**Istruzione**
Riproduci fedelmente tutte le righe seguenti, senza alcuna modifica.

**Righe fornite**
▼▼▼
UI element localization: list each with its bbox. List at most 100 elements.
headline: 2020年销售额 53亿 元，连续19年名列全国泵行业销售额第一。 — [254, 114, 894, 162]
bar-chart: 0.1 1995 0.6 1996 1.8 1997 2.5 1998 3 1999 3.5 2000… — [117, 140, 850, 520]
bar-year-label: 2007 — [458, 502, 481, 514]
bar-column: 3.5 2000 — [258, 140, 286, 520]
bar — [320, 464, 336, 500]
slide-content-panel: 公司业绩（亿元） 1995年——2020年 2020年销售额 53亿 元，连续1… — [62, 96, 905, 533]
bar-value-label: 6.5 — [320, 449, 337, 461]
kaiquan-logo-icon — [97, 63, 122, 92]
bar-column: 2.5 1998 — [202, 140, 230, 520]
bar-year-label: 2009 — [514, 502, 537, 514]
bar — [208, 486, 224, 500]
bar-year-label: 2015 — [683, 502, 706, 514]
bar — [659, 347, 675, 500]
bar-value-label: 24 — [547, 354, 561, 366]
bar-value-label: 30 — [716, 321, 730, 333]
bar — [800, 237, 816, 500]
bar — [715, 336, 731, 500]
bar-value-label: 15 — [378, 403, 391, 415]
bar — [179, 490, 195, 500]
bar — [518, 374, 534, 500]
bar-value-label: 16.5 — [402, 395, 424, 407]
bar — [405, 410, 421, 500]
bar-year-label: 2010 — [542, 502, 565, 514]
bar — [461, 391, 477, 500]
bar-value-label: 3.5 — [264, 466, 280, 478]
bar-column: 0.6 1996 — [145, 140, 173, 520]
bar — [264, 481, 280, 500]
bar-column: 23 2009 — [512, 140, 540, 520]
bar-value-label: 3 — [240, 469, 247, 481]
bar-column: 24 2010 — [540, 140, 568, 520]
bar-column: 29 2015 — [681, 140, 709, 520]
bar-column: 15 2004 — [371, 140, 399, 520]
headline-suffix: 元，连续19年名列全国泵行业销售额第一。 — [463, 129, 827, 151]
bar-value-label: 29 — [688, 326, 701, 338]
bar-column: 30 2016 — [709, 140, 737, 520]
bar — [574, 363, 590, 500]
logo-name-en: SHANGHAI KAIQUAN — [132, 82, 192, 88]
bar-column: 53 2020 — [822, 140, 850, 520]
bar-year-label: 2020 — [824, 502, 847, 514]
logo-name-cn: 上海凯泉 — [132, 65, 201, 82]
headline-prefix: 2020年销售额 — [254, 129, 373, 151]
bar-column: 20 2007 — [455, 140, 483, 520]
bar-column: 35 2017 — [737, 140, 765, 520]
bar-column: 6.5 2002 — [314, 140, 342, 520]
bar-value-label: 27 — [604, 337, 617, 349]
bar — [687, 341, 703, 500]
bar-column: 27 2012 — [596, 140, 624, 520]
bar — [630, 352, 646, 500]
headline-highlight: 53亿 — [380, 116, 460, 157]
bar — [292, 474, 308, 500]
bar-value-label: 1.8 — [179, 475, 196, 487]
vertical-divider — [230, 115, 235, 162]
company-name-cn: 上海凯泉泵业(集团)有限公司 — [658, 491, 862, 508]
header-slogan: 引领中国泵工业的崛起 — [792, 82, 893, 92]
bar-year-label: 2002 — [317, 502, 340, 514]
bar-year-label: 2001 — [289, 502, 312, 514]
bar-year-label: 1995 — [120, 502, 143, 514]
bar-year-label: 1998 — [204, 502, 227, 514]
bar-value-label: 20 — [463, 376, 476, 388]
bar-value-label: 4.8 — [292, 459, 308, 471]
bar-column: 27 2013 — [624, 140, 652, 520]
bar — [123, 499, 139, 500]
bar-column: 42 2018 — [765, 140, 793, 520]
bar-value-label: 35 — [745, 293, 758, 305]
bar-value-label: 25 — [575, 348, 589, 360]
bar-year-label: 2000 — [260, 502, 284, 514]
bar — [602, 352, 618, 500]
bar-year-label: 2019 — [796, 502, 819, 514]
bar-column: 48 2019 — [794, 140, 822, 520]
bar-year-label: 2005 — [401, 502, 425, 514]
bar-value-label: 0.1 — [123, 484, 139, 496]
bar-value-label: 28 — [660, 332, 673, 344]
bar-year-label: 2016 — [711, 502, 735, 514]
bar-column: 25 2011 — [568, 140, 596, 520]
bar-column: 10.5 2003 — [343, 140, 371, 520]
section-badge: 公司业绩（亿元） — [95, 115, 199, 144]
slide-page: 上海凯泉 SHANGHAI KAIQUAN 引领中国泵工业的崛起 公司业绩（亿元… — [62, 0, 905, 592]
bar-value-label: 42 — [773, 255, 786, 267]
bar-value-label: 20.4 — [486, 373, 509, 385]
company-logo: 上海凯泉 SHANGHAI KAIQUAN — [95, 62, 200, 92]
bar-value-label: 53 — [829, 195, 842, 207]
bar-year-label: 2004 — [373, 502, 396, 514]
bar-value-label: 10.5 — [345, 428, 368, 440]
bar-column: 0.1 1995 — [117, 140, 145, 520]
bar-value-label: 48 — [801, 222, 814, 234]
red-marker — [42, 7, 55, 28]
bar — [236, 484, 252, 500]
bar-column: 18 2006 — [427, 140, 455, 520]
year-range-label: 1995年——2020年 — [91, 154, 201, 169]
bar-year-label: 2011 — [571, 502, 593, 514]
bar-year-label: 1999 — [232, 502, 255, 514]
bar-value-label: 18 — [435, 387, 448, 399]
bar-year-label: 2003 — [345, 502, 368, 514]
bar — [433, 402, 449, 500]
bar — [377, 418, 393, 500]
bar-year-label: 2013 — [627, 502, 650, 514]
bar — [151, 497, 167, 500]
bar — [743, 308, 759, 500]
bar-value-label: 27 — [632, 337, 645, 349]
▲▲▲
**Risposta completa**
UI element localization: list each with its bbox. List at most 100 elements.
headline: 2020年销售额 53亿 元，连续19年名列全国泵行业销售额第一。 — [254, 114, 894, 162]
bar-chart: 0.1 1995 0.6 1996 1.8 1997 2.5 1998 3 1999 3.5 2000… — [117, 140, 850, 520]
bar-year-label: 2007 — [458, 502, 481, 514]
bar-column: 3.5 2000 — [258, 140, 286, 520]
bar — [320, 464, 336, 500]
slide-content-panel: 公司业绩（亿元） 1995年——2020年 2020年销售额 53亿 元，连续1… — [62, 96, 905, 533]
bar-value-label: 6.5 — [320, 449, 337, 461]
kaiquan-logo-icon — [97, 63, 122, 92]
bar-column: 2.5 1998 — [202, 140, 230, 520]
bar-year-label: 2009 — [514, 502, 537, 514]
bar — [208, 486, 224, 500]
bar-year-label: 2015 — [683, 502, 706, 514]
bar — [659, 347, 675, 500]
bar-value-label: 24 — [547, 354, 561, 366]
bar-value-label: 30 — [716, 321, 730, 333]
bar — [800, 237, 816, 500]
bar — [715, 336, 731, 500]
bar-value-label: 15 — [378, 403, 391, 415]
bar — [179, 490, 195, 500]
bar — [518, 374, 534, 500]
bar-value-label: 16.5 — [402, 395, 424, 407]
bar — [405, 410, 421, 500]
bar-year-label: 2010 — [542, 502, 565, 514]
bar — [461, 391, 477, 500]
bar-value-label: 3.5 — [264, 466, 280, 478]
bar-column: 0.6 1996 — [145, 140, 173, 520]
bar — [264, 481, 280, 500]
bar-column: 23 2009 — [512, 140, 540, 520]
bar-value-label: 3 — [240, 469, 247, 481]
bar-column: 24 2010 — [540, 140, 568, 520]
bar-column: 29 2015 — [681, 140, 709, 520]
bar-column: 15 2004 — [371, 140, 399, 520]
headline-suffix: 元，连续19年名列全国泵行业销售额第一。 — [463, 129, 827, 151]
bar-value-label: 29 — [688, 326, 701, 338]
bar-column: 30 2016 — [709, 140, 737, 520]
bar — [574, 363, 590, 500]
logo-name-en: SHANGHAI KAIQUAN — [132, 82, 192, 88]
bar-column: 53 2020 — [822, 140, 850, 520]
bar-year-label: 2020 — [824, 502, 847, 514]
logo-name-cn: 上海凯泉 — [132, 65, 201, 82]
headline-prefix: 2020年销售额 — [254, 129, 373, 151]
bar-column: 20 2007 — [455, 140, 483, 520]
bar-column: 35 2017 — [737, 140, 765, 520]
bar-column: 6.5 2002 — [314, 140, 342, 520]
bar-value-label: 27 — [604, 337, 617, 349]
bar — [687, 341, 703, 500]
bar-column: 27 2012 — [596, 140, 624, 520]
bar — [630, 352, 646, 500]
headline-highlight: 53亿 — [380, 116, 460, 157]
bar — [292, 474, 308, 500]
bar-value-label: 1.8 — [179, 475, 196, 487]
vertical-divider — [230, 115, 235, 162]
company-name-cn: 上海凯泉泵业(集团)有限公司 — [658, 491, 862, 508]
header-slogan: 引领中国泵工业的崛起 — [792, 82, 893, 92]
bar-year-label: 2002 — [317, 502, 340, 514]
bar-year-label: 2001 — [289, 502, 312, 514]
bar-year-label: 1995 — [120, 502, 143, 514]
bar-year-label: 1998 — [204, 502, 227, 514]
bar-value-label: 20 — [463, 376, 476, 388]
bar-value-label: 4.8 — [292, 459, 308, 471]
bar-column: 27 2013 — [624, 140, 652, 520]
bar — [123, 499, 139, 500]
bar-column: 42 2018 — [765, 140, 793, 520]
bar-value-label: 35 — [745, 293, 758, 305]
bar-value-label: 25 — [575, 348, 589, 360]
bar-year-label: 2000 — [260, 502, 284, 514]
bar — [602, 352, 618, 500]
bar-year-label: 2019 — [796, 502, 819, 514]
bar-column: 48 2019 — [794, 140, 822, 520]
bar-year-label: 2005 — [401, 502, 425, 514]
bar-value-label: 0.1 — [123, 484, 139, 496]
bar-value-label: 28 — [660, 332, 673, 344]
bar-year-label: 2016 — [711, 502, 735, 514]
bar-column: 25 2011 — [568, 140, 596, 520]
bar-column: 10.5 2003 — [343, 140, 371, 520]
section-badge: 公司业绩（亿元） — [95, 115, 199, 144]
slide-page: 上海凯泉 SHANGHAI KAIQUAN 引领中国泵工业的崛起 公司业绩（亿元… — [62, 0, 905, 592]
bar-value-label: 42 — [773, 255, 786, 267]
bar-value-label: 20.4 — [486, 373, 509, 385]
company-logo: 上海凯泉 SHANGHAI KAIQUAN — [95, 62, 200, 92]
bar-value-label: 53 — [829, 195, 842, 207]
bar-year-label: 2004 — [373, 502, 396, 514]
bar-value-label: 10.5 — [345, 428, 368, 440]
bar-column: 0.1 1995 — [117, 140, 145, 520]
bar-value-label: 48 — [801, 222, 814, 234]
red-marker — [42, 7, 55, 28]
bar — [236, 484, 252, 500]
bar-column: 18 2006 — [427, 140, 455, 520]
year-range-label: 1995年——2020年 — [91, 154, 201, 169]
bar-year-label: 2011 — [571, 502, 593, 514]
bar-year-label: 1999 — [232, 502, 255, 514]
bar-value-label: 18 — [435, 387, 448, 399]
bar-year-label: 2003 — [345, 502, 368, 514]
bar — [433, 402, 449, 500]
bar — [377, 418, 393, 500]
bar-year-label: 2013 — [627, 502, 650, 514]
bar — [151, 497, 167, 500]
bar — [743, 308, 759, 500]
bar-value-label: 27 — [632, 337, 645, 349]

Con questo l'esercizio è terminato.